• **Text section**
++++++++++

China said it is planning to increase private investment into its state-owned oil and gas companies and is considering cuts to the industry’s outsized workforce, reports Brian Speegle.

The Chinese government said it wants to make its oil and gas companies more efficient by increasing private capital and competition, while liberalizing energy and fuel prices, according to a document of the plan first reported on by the official Xinhua News Agency on Sunday.

The plan calls for the market to “play a decisive role in resource allocation” and increased participation by private companies in oil and gas exploration in China, Xinhua said. The industry now mainly consists of three state-owned corporations: China National Petroleum Corp., China Petrochemical Corp. and China National Offshore Oil Corp.

“Together, China’s three state-owned major oil companies employ several million people. Those vast payrolls have long been a big stumbling block to make the companies more efficient,” Mr. Speegle noted.

SAUDI MINISTER SAYS OIL PRODUCERS READY TO EXTEND CUTS

Saudi Energy Minister Kahlid al-Falih on Sunday said that the Organization of Petroleum Exporting Countries and other producers are eager to extend a deal to cut crude oil output by nine months, report Margherita Stancati and Summer Said.

The extension of the deal, agreed last year between OPEC’s 13 members and 11 other oil producers including Russia, would help to continue to alleviate a global supply glut and boost prices, Mr. al-Falih said.

The Saudi minister’s comments came days after Saudi Arabia and Russia—the world’s two largest producers of crude oil—said output cuts should be extended into the first quarter of next year, pushing prices upward.

Still, it is unclear whether the production cuts are having as robust an impact on the market as intended.

“Resurgent output from U.S. shale producers has blunted OPEC’s efforts, and prices—after a brief boost—have swung between $48 and $52 a barrel in the past month,” Ms. Stancati and Ms. Said wrote.

OIL COMPANIES GEAR UP FOR PEAK OIL DEMAND

Oil companies are preparing for global oil demand to peak and then fall in what could be the “biggest shift in energy consumption since the Industrial Revolution,” report Lynn Cook and Elena Cherney.

++++++++++

Image-based layout entries
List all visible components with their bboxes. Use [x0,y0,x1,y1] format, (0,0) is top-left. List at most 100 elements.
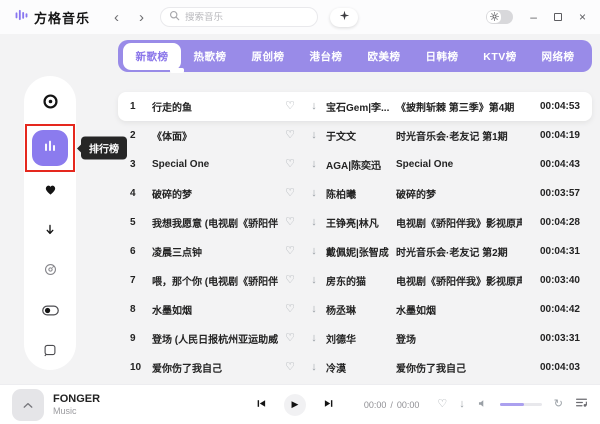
download-icon[interactable]: ↓ [302,101,326,112]
song-duration: 00:04:53 [522,101,580,112]
forward-icon[interactable]: › [137,10,146,25]
speaker-icon[interactable] [477,396,488,414]
tab-western[interactable]: 欧美榜 [355,43,413,70]
audio-bars-logo-icon [14,8,29,27]
song-artist: 杨丞琳 [326,302,396,317]
table-row[interactable]: 9 登场 (人民日报杭州亚运助威曲) ♡ ↓ 刘德华 登场 00:03:31 [118,324,592,353]
heart-icon[interactable]: ♡ [437,399,447,410]
playlist-icon[interactable] [575,396,588,414]
song-artist: 房东的猫 [326,273,396,288]
song-artist: 于文文 [326,128,396,143]
current-time: 00:00 [364,400,387,410]
sidebar-item-favorites[interactable] [33,178,67,206]
song-title: 凌晨三点钟 [152,244,278,259]
tooltip-arrow [77,144,81,152]
sidebar-item-feedback[interactable] [33,338,67,366]
search-box[interactable] [160,7,318,27]
sidebar-item-discover[interactable] [33,90,67,118]
download-icon[interactable]: ↓ [302,159,326,170]
download-icon[interactable]: ↓ [302,217,326,228]
maximize-button[interactable] [554,13,562,21]
arrow-down-icon [43,223,57,242]
volume-slider[interactable] [500,403,542,406]
song-artist: 陈柏曦 [326,186,396,201]
album-art-placeholder[interactable] [12,389,44,421]
active-tab-indicator [170,68,184,73]
heart-icon[interactable]: ♡ [278,304,302,315]
song-artist: 刘德华 [326,331,396,346]
heart-icon[interactable]: ♡ [278,275,302,286]
download-icon[interactable]: ↓ [302,130,326,141]
tab-jp-kr[interactable]: 日韩榜 [413,43,471,70]
theme-toggle[interactable] [486,10,513,24]
song-artist: 宝石Gem|李... [326,99,396,114]
table-row[interactable]: 4 破碎的梦 ♡ ↓ 陈柏曦 破碎的梦 00:03:57 [118,179,592,208]
table-row[interactable]: 8 水墨如烟 ♡ ↓ 杨丞琳 水墨如烟 00:04:42 [118,295,592,324]
sidebar-item-ranking[interactable]: 排行榜 [32,130,68,166]
ranking-active-button[interactable] [32,130,68,166]
heart-icon[interactable]: ♡ [278,188,302,199]
table-row[interactable]: 10 爱你伤了我自己 ♡ ↓ 冷漠 爱你伤了我自己 00:04:03 [118,353,592,382]
sparkle-icon [339,8,350,26]
table-row[interactable]: 1 行走的鱼 ♡ ↓ 宝石Gem|李... 《披荆斩棘 第三季》第4期 00:0… [118,92,592,121]
heart-icon[interactable]: ♡ [278,101,302,112]
song-index: 3 [130,159,152,170]
table-row[interactable]: 6 凌晨三点钟 ♡ ↓ 戴佩妮|张智成 时光音乐会·老友记 第2期 00:04:… [118,237,592,266]
assistant-button[interactable] [330,8,358,27]
download-icon[interactable]: ↓ [302,188,326,199]
song-duration: 00:04:31 [522,246,580,257]
table-row[interactable]: 5 我想我愿意 (电视剧《骄阳伴我》... ♡ ↓ 王铮亮|林凡 电视剧《骄阳伴… [118,208,592,237]
song-duration: 00:03:40 [522,275,580,286]
download-icon[interactable]: ↓ [302,362,326,373]
song-artist: 冷漠 [326,360,396,375]
song-duration: 00:04:19 [522,130,580,141]
download-icon[interactable]: ↓ [302,275,326,286]
download-icon[interactable]: ↓ [302,333,326,344]
tab-new-songs[interactable]: 新歌榜 [123,43,181,70]
minimize-button[interactable]: – [530,11,537,23]
tab-network[interactable]: 网络榜 [529,43,587,70]
table-row[interactable]: 2 《体面》 ♡ ↓ 于文文 时光音乐会·老友记 第1期 00:04:19 [118,121,592,150]
download-icon[interactable]: ↓ [459,399,465,410]
sidebar: 排行榜 [24,76,76,370]
next-track-icon[interactable] [323,396,334,414]
heart-icon[interactable]: ♡ [278,217,302,228]
table-row[interactable]: 7 喂，那个你 (电视剧《骄阳伴我》... ♡ ↓ 房东的猫 电视剧《骄阳伴我》… [118,266,592,295]
heart-icon [43,182,58,202]
tab-hk-tw[interactable]: 港台榜 [297,43,355,70]
song-title: Special One [152,159,278,170]
play-button[interactable]: ▶ [284,394,306,416]
tab-original[interactable]: 原创榜 [239,43,297,70]
song-album: 爱你伤了我自己 [396,360,522,375]
song-duration: 00:04:42 [522,304,580,315]
download-icon[interactable]: ↓ [302,304,326,315]
tab-hot-songs[interactable]: 热歌榜 [181,43,239,70]
heart-icon[interactable]: ♡ [278,246,302,257]
sidebar-item-recent[interactable] [33,258,67,286]
song-album: 登场 [396,331,522,346]
player-track-name: FONGER [53,393,100,406]
ranking-tabs: 新歌榜 热歌榜 原创榜 港台榜 欧美榜 日韩榜 KTV榜 网络榜 [118,40,592,72]
sidebar-item-mode[interactable] [33,298,67,326]
song-artist: AGA|陈奕迅 [326,157,396,172]
heart-icon[interactable]: ♡ [278,130,302,141]
player-bar: FONGER Music ▶ 00:00 / 00:00 ♡ ↓ ↻ [0,384,600,424]
loop-icon[interactable]: ↻ [554,399,563,410]
heart-icon[interactable]: ♡ [278,333,302,344]
bar-chart-icon [42,138,58,159]
song-title: 喂，那个你 (电视剧《骄阳伴我》... [152,273,278,288]
table-row[interactable]: 3 Special One ♡ ↓ AGA|陈奕迅 Special One 00… [118,150,592,179]
tab-ktv[interactable]: KTV榜 [471,43,529,70]
sidebar-item-download[interactable] [33,218,67,246]
heart-icon[interactable]: ♡ [278,362,302,373]
download-icon[interactable]: ↓ [302,246,326,257]
back-icon[interactable]: ‹ [112,10,121,25]
heart-icon[interactable]: ♡ [278,159,302,170]
previous-track-icon[interactable] [256,396,267,414]
song-album: 时光音乐会·老友记 第2期 [396,244,522,259]
close-button[interactable]: × [579,11,586,23]
app-title: 方格音乐 [34,8,90,27]
song-duration: 00:03:31 [522,333,580,344]
search-input[interactable] [185,12,309,23]
song-album: 电视剧《骄阳伴我》影视原声大碟 [396,273,522,288]
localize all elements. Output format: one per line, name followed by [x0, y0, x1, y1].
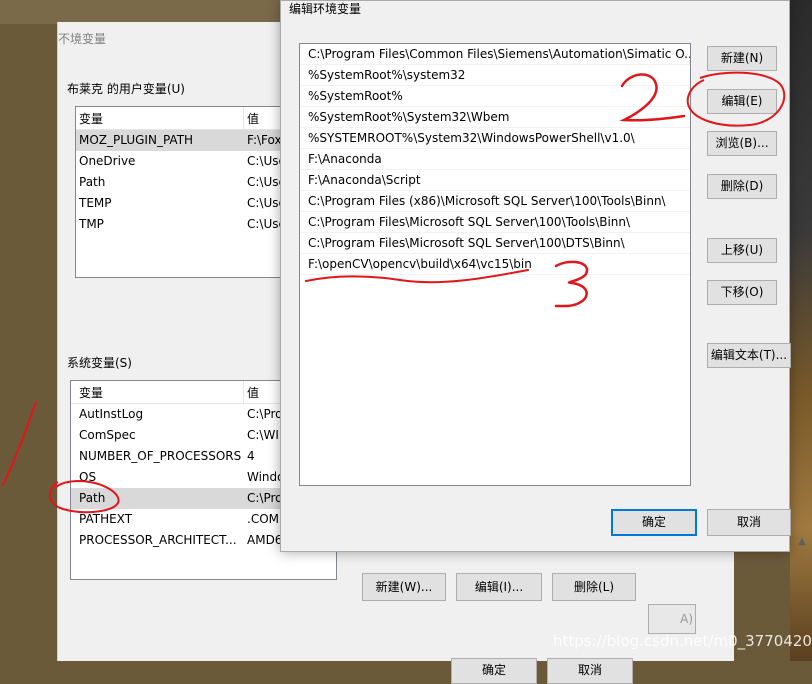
path-entry[interactable]: %SystemRoot%\System32\Wbem — [300, 107, 690, 128]
annotation-1-stroke — [2, 401, 37, 486]
delete-system-variable-button[interactable]: 删除(L) — [552, 573, 636, 601]
system-variables-label: 系统变量(S) — [67, 356, 132, 370]
partial-button[interactable]: A) — [648, 604, 696, 634]
move-up-button[interactable]: 上移(U) — [707, 238, 777, 263]
column-variable[interactable]: 变量 — [79, 110, 103, 127]
dialog-title: 编辑环境变量 — [289, 2, 362, 16]
new-entry-button[interactable]: 新建(N) — [707, 46, 777, 71]
edit-environment-variable-dialog: 编辑环境变量 C:\Program Files\Common Files\Sie… — [280, 0, 791, 552]
path-entry[interactable]: C:\Program Files\Common Files\Siemens\Au… — [300, 44, 690, 65]
dialog-ok-button[interactable]: 确定 — [611, 509, 697, 536]
user-variables-label: 布莱克 的用户变量(U) — [67, 82, 185, 96]
path-entry-opencv[interactable]: F:\openCV\opencv\build\x64\vc15\bin — [300, 254, 690, 275]
path-entry[interactable]: %SystemRoot%\system32 — [300, 65, 690, 86]
path-entry[interactable]: F:\Anaconda — [300, 149, 690, 170]
path-entries-list[interactable]: C:\Program Files\Common Files\Siemens\Au… — [299, 43, 691, 486]
edit-entry-button[interactable]: 编辑(E) — [707, 89, 777, 114]
move-down-button[interactable]: 下移(O) — [707, 280, 777, 305]
path-entry[interactable]: C:\Program Files (x86)\Microsoft SQL Ser… — [300, 191, 690, 212]
delete-entry-button[interactable]: 删除(D) — [707, 174, 777, 199]
window-title: 不境变量 — [58, 32, 107, 46]
column-variable[interactable]: 变量 — [79, 384, 103, 401]
ok-button[interactable]: 确定 — [451, 658, 537, 684]
path-entry[interactable]: F:\Anaconda\Script — [300, 170, 690, 191]
edit-text-button[interactable]: 编辑文本(T)... — [707, 343, 791, 368]
column-value[interactable]: 值 — [247, 384, 259, 401]
path-entry[interactable]: %SYSTEMROOT%\System32\WindowsPowerShell\… — [300, 128, 690, 149]
desktop-background-right — [790, 0, 812, 661]
column-value[interactable]: 值 — [247, 110, 259, 127]
browse-button[interactable]: 浏览(B)... — [707, 131, 777, 156]
path-entry[interactable]: %SystemRoot% — [300, 86, 690, 107]
dialog-cancel-button[interactable]: 取消 — [707, 509, 791, 536]
scroll-up-arrow-icon[interactable]: ▲ — [795, 536, 809, 550]
watermark-text: https://blog.csdn.net/m0_37704205 — [553, 632, 812, 650]
path-entry[interactable]: C:\Program Files\Microsoft SQL Server\10… — [300, 233, 690, 254]
new-system-variable-button[interactable]: 新建(W)... — [362, 573, 446, 601]
edit-system-variable-button[interactable]: 编辑(I)... — [456, 573, 542, 601]
cancel-button[interactable]: 取消 — [547, 658, 633, 684]
path-entry[interactable]: C:\Program Files\Microsoft SQL Server\10… — [300, 212, 690, 233]
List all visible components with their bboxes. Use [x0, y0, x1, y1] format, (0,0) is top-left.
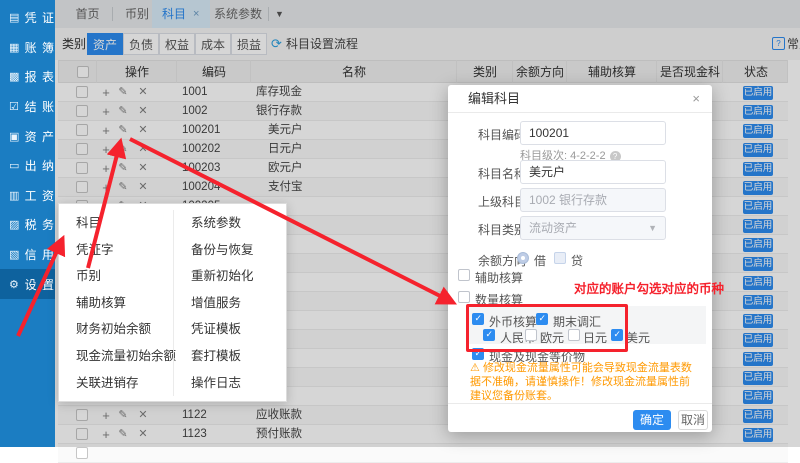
cash-equivalents-checkbox[interactable]: [472, 348, 484, 360]
sidebar-item-payroll[interactable]: ▥ 工 资: [0, 181, 55, 211]
popup-right-column: 系统参数 备份与恢复 重新初始化 增值服务 凭证模板 套打模板 操作日志: [173, 210, 287, 396]
sidebar-item-settings[interactable]: ⚙ 设 置: [0, 269, 55, 299]
edit-subject-dialog: 编辑科目 × 科目编码 100201 科目级次: 4-2-2-2? 科目名称 美…: [448, 85, 712, 432]
menu-item-voucher-template[interactable]: 凭证模板: [174, 316, 287, 343]
cancel-button[interactable]: 取消: [678, 410, 708, 430]
menu-item-operation-log[interactable]: 操作日志: [174, 370, 287, 397]
sidebar-item-asset[interactable]: ▣ 资 产: [0, 121, 55, 151]
gear-icon: ⚙: [9, 278, 20, 291]
menu-item-value-added-services[interactable]: 增值服务: [174, 290, 287, 317]
menu-item-link-inventory[interactable]: 关联进销存: [59, 370, 172, 397]
dialog-title: 编辑科目: [468, 85, 520, 113]
category-label: 科目类别: [478, 221, 526, 238]
tax-icon: ▨: [9, 218, 20, 231]
category-select: 流动资产 ▼: [520, 216, 666, 240]
menu-item-backup-restore[interactable]: 备份与恢复: [174, 237, 287, 264]
sidebar-item-credit[interactable]: ▧ 信 用: [0, 240, 55, 270]
voucher-icon: ▤: [9, 11, 20, 24]
asset-icon: ▣: [9, 130, 20, 143]
category-value: 流动资产: [529, 221, 577, 235]
menu-item-print-template[interactable]: 套打模板: [174, 343, 287, 370]
menu-item-aux-accounting[interactable]: 辅助核算: [59, 290, 172, 317]
name-label: 科目名称: [478, 165, 526, 182]
aux-accounting-checkbox[interactable]: [458, 269, 470, 281]
sidebar-item-label: 凭 证: [25, 9, 55, 26]
sidebar-item-tax[interactable]: ▨ 税 务: [0, 210, 55, 240]
sidebar-item-ledger[interactable]: ▦ 账 簿: [0, 33, 55, 63]
closing-icon: ☑: [9, 100, 20, 113]
eur-checkbox[interactable]: [525, 329, 537, 341]
sidebar-item-label: 信 用: [25, 246, 55, 263]
foreign-currency-label: 外币核算: [489, 313, 537, 330]
credit-label: 贷: [571, 252, 583, 269]
cny-checkbox[interactable]: [483, 329, 495, 341]
dialog-header: 编辑科目 ×: [448, 85, 712, 113]
revaluation-label: 期末调汇: [553, 313, 601, 330]
menu-item-reinitialize[interactable]: 重新初始化: [174, 263, 287, 290]
popup-left-column: 科目 凭证字 币别 辅助核算 财务初始余额 现金流量初始余额 关联进销存: [59, 210, 172, 396]
quantity-accounting-checkbox[interactable]: [458, 291, 470, 303]
usd-checkbox[interactable]: [611, 329, 623, 341]
credit-checkbox[interactable]: [554, 252, 566, 264]
credit-icon: ▧: [9, 248, 20, 261]
foreign-currency-checkbox[interactable]: [472, 313, 484, 325]
sidebar-item-label: 设 置: [25, 276, 55, 293]
menu-item-voucher-word[interactable]: 凭证字: [59, 237, 172, 264]
annotation-note: 对应的账户勾选对应的币种: [574, 278, 724, 297]
sidebar-item-cashier[interactable]: ▭ 出 纳: [0, 151, 55, 181]
dialog-footer: 确定 取消: [448, 403, 712, 432]
parent-label: 上级科目: [478, 193, 526, 210]
jpy-checkbox[interactable]: [568, 329, 580, 341]
sidebar-item-label: 资 产: [25, 128, 55, 145]
sidebar-item-label: 账 簿: [25, 39, 55, 56]
sidebar-item-voucher[interactable]: ▤ 凭 证: [0, 3, 55, 33]
menu-item-system-params[interactable]: 系统参数: [174, 210, 287, 237]
payroll-icon: ▥: [9, 189, 20, 202]
menu-item-initial-balance[interactable]: 财务初始余额: [59, 316, 172, 343]
debit-label: 借: [534, 252, 546, 269]
jpy-label: 日元: [583, 329, 607, 346]
sidebar-item-label: 报 表: [25, 68, 55, 85]
chevron-down-icon: ▼: [648, 217, 657, 239]
sidebar-item-report[interactable]: ▩ 报 表: [0, 62, 55, 92]
menu-item-currency[interactable]: 币别: [59, 263, 172, 290]
usd-label: 美元: [626, 329, 650, 346]
menu-item-subjects[interactable]: 科目: [59, 210, 172, 237]
report-icon: ▩: [9, 70, 20, 83]
app-window: { "sidebar": { "items": [ {"label": "凭 证…: [0, 0, 800, 447]
sidebar-item-label: 税 务: [25, 216, 55, 233]
sidebar-item-label: 出 纳: [25, 157, 55, 174]
sidebar-item-closing[interactable]: ☑ 结 账: [0, 92, 55, 122]
cashier-icon: ▭: [9, 159, 20, 172]
debit-radio[interactable]: [517, 252, 529, 264]
code-label: 科目编码: [478, 126, 526, 143]
sidebar-item-label: 工 资: [25, 187, 55, 204]
row-checkbox[interactable]: [76, 447, 88, 459]
parent-input: 1002 银行存款: [520, 188, 666, 212]
aux-accounting-label: 辅助核算: [475, 269, 523, 286]
cashflow-warning: ⚠ 修改现金流量属性可能会导致现金流量表数据不准确，请谨慎操作！修改现金流量属性…: [470, 361, 694, 403]
settings-popup-menu: 科目 凭证字 币别 辅助核算 财务初始余额 现金流量初始余额 关联进销存 系统参…: [58, 203, 287, 402]
eur-label: 欧元: [540, 329, 564, 346]
revaluation-checkbox[interactable]: [536, 313, 548, 325]
code-input[interactable]: 100201: [520, 121, 666, 145]
close-icon[interactable]: ×: [692, 85, 700, 113]
warning-text: 修改现金流量属性可能会导致现金流量表数据不准确，请谨慎操作！修改现金流量属性前建…: [470, 362, 692, 402]
name-input[interactable]: 美元户: [520, 160, 666, 184]
warning-icon: ⚠: [470, 362, 480, 374]
sidebar-item-label: 结 账: [25, 98, 55, 115]
ledger-icon: ▦: [9, 41, 20, 54]
menu-item-cashflow-initial-balance[interactable]: 现金流量初始余额: [59, 343, 172, 370]
sidebar: ▤凭 证 ▦账 簿 ▩报 表 ☑结 账 ▣资 产 ▭出 纳 ▥工 资 ▨税 务 …: [0, 0, 55, 447]
confirm-button[interactable]: 确定: [633, 410, 671, 430]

++++++++++

• **Requests**
- 1) Echo the passage of the oil industry news text from "Oil companies are" up to and including "and Elena Cherney.".
- 2) Translate this sentence from the oil industry news text into Spanish: "Still, it is unclear whether the production cuts are having as robust an impact on the market as intended."
- 3) Go on with the oil industry news text from its last sentence.

• **Replies**
- 1)
Oil companies are preparing for global oil demand to peak and then fall in what could be the “biggest shift in energy consumption since the Industrial Revolution,” report Lynn Cook and Elena Cherney.

- 2) Aun así, no está claro si los recortes de producción están teniendo en el mercado un impacto tan sólido como se pretendía.

- 3)
New technologies, such as batteries in electric cars, are widely expected to reduce the amount of gasoline and diesel necessary to fuel transportation. But there is not yet a consensus between companies and energy experts on when precisely demand will peak.

Some European producers like Royal Dutch Shell PLC have predicted the peak could come by 2025 or 2030, while the U.S.’s two biggest oil companies, Exxon Mobil Corp. and Chevron Corp., do not expect demand to peak  anytime in the near future. The International Energy Agency, meanwhile, has said demand should grow slowly past 2040.

“Calling it accurately is high stakes for an industry sitting on trillions of dollars of crude-oil reserves. Whenever it finally does happen, the tipping point from global oil-demand growth to decline will reverberate through the energy world, knocking down oil prices and some companies’ shareholders,” Ms. Cook and Ms. Cherney write.

MARKETS

Oil prices continued to climb on Monday, pushing futures to their highest levels in more than a month, ahead of Thursday’s meeting of OPEC where production cuts will be discussed.

Brent crude, the global oil benchmark, rose 0.8% to $54.03 a barrel on London’s ICE Futures exchange. On the New York Mercantile Exchange, West Texas Intermediate futures were trading up 0.9% at $51.12 a barrel.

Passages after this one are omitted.